• [SET TASK] Spot each line in the records below where the word "creator" occurs, then copy it.
--- Start ---
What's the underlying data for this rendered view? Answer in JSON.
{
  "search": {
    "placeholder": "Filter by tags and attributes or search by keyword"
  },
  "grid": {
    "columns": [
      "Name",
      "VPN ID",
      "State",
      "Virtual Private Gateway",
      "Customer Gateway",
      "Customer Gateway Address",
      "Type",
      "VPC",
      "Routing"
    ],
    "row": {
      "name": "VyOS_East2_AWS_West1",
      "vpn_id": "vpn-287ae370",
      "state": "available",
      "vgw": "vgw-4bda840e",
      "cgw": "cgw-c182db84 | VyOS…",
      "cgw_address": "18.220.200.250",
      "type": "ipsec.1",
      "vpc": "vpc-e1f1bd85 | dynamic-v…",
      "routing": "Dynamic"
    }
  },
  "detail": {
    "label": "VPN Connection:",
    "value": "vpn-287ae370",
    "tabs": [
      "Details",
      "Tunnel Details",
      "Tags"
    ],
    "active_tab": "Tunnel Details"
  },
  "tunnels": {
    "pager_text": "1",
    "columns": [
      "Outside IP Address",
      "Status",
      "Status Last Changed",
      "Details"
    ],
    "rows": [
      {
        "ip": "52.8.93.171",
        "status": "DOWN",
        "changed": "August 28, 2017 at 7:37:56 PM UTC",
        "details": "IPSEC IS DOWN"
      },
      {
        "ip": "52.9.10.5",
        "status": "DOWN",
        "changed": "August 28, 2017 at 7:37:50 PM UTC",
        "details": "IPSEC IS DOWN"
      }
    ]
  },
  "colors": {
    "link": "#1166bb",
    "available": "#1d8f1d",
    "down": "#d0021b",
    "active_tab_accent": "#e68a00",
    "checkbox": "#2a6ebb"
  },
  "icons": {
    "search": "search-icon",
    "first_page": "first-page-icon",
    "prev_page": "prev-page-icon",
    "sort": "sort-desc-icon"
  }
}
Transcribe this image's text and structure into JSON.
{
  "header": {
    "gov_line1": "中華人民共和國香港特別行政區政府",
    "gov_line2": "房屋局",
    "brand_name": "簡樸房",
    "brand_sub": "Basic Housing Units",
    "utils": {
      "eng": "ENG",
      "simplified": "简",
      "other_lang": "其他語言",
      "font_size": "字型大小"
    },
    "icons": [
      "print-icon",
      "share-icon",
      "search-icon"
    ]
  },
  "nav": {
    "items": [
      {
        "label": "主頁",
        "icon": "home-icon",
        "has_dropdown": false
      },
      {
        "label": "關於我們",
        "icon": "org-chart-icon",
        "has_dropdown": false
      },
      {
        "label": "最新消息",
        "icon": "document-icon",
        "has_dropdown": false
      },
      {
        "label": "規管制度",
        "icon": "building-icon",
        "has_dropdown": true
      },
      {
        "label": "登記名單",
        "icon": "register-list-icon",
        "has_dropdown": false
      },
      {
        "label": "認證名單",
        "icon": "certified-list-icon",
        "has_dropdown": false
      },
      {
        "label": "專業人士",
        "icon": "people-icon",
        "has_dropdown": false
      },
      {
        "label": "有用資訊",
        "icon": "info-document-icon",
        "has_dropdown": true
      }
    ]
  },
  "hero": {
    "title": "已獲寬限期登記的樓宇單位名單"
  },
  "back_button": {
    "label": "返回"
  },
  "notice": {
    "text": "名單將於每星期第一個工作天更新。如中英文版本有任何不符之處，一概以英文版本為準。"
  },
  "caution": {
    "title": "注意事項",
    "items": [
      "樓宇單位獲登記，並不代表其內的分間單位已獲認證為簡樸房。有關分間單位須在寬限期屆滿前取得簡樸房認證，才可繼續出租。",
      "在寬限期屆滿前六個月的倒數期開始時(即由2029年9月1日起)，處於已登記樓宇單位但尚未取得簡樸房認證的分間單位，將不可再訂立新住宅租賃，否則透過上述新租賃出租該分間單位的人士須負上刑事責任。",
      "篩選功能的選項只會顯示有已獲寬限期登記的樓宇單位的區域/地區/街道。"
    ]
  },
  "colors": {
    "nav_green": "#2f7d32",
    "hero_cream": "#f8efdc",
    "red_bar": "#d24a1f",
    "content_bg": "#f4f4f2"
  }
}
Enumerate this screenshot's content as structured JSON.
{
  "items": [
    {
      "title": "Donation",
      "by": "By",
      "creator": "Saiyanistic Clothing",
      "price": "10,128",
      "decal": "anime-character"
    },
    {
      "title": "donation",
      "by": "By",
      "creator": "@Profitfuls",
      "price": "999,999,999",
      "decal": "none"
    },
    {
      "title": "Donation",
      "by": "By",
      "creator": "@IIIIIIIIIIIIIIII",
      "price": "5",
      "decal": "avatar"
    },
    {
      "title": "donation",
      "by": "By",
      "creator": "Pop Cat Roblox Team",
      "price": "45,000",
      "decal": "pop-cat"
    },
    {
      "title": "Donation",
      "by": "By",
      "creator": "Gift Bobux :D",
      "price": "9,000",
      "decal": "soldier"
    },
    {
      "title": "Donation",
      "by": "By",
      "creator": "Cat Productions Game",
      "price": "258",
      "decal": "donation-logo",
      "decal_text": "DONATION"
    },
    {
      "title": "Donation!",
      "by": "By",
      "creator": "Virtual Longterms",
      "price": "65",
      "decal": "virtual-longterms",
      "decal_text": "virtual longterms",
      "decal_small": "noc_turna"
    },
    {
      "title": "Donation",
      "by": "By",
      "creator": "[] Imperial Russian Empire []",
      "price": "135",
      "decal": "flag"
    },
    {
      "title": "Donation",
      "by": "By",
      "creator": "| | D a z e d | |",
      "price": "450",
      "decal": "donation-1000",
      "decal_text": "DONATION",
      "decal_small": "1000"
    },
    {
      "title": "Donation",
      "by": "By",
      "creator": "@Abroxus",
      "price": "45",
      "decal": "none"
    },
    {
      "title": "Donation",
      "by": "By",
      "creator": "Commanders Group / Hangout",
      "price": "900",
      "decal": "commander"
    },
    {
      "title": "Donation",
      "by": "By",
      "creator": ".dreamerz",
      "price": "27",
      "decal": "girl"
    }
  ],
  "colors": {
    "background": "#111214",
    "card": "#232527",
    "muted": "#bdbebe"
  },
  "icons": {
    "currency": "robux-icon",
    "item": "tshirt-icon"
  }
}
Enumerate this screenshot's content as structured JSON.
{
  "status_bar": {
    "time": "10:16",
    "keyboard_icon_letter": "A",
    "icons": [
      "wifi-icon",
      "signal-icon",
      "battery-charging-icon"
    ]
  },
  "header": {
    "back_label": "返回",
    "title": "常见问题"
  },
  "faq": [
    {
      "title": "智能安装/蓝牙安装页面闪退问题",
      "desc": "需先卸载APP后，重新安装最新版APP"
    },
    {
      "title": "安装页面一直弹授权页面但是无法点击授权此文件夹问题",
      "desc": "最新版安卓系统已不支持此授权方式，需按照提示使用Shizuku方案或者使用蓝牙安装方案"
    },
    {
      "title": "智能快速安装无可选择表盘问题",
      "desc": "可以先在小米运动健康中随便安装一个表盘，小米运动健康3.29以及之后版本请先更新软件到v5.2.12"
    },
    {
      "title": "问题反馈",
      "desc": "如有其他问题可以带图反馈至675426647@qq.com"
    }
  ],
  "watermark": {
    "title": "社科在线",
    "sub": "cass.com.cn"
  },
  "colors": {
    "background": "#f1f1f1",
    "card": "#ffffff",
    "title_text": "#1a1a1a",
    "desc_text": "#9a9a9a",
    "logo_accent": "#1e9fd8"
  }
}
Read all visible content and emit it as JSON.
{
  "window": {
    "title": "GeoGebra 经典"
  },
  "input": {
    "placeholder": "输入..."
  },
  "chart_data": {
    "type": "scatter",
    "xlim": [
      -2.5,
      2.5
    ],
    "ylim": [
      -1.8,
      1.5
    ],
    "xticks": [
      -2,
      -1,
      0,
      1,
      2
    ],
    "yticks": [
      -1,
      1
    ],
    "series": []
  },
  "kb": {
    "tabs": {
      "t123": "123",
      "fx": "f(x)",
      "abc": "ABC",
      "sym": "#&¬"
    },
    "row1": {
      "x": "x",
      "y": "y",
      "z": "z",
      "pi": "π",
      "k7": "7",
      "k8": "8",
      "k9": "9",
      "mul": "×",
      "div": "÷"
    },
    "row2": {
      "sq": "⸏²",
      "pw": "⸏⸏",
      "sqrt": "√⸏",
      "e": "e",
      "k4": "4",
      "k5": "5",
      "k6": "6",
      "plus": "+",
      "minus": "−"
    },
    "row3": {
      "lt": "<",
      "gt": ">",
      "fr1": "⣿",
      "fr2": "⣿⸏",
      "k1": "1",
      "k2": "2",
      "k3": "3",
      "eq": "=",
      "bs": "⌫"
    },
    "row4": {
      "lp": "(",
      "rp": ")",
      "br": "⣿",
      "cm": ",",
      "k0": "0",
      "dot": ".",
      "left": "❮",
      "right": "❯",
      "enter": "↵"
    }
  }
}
--- End ---
• [WRITTEN REPLY]
      "creator": "Saiyanistic Clothing",
      "creator": "@Profitfuls",
      "creator": "@IIIIIIIIIIIIIIII",
      "creator": "Pop Cat Roblox Team",
      "creator": "Gift Bobux :D",
      "creator": "Cat Productions Game",
      "creator": "Virtual Longterms",
      "creator": "[] Imperial Russian Empire []",
      "creator": "| | D a z e d | |",
      "creator": "@Abroxus",
      "creator": "Commanders Group / Hangout",
      "creator": ".dreamerz",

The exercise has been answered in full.